自賠責保険(自動車損害賠償責任保険)について

自賠責保険は交通事故による被害者を救済するために法律で加入が義務付けられている強制保険です。すべての自動車、二輪車、原動機付自転車が対象となります。

補償内容

人身事故に対する補償

自賠責保険は、他人の死亡や負傷に対する損害賠償責任を負った場合に保険金を支払います。具体的な補償内容と限度額は以下の通りです:
• 死亡: 最大3,000万円
• ケガ: 最大120万円
• 後遺障害: 程度に応じて75万円から4,000万円

支払われないケース

自賠責保険は以下のようなケースでは保険金が支払われません:
• 運転者自身のケガ
• 自動車の修理代
• 単独事故(例: 電柱に衝突)
• 物損事故

被害者請求制度

被害者は直接、加害者の加入する保険会社に損害賠償額を請求できます。加害者との示談が成立しない場合などに利用されます。


保険料と期間
自賠責保険の保険料は車種や契約期間によって異なります。例えば、自家用乗用車の場合、12ヶ月契約で11,500円、24ヶ月契約で17,650円、36ヶ月契約で23,690円です。

_課題一覧_:
**1.** 自賠責保険の文書のうち、「被害者は直接、加害者の加入す」から「月契約で23,690円です。」までの部分を一字も変えずに書き写してください。
**2.** 自賠責保険の文書で、ケガに対する補償の限度額はいくらとされているか。

_元資料_:
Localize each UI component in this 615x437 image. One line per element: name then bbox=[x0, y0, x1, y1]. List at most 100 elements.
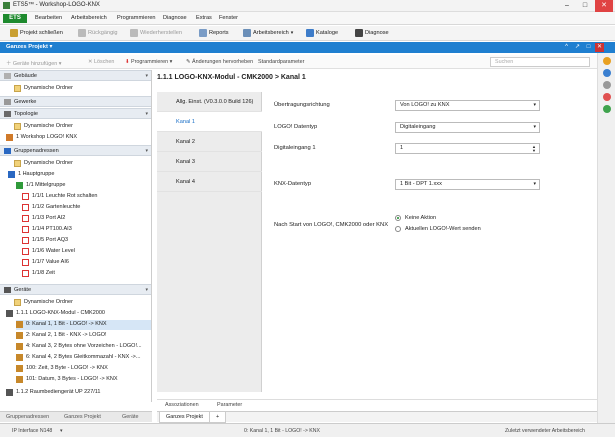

_解答一覧_:
**1.**
被害者は直接、加害者の加入する保険会社に損害賠償額を請求できます。加害者との示談が成立しない場合などに利用されます。


保険料と期間
自賠責保険の保険料は車種や契約期間によって異なります。例えば、自家用乗用車の場合、12ヶ月契約で11,500円、24ヶ月契約で17,650円、36ヶ月契約で23,690円です。

**2.** 最大120万円。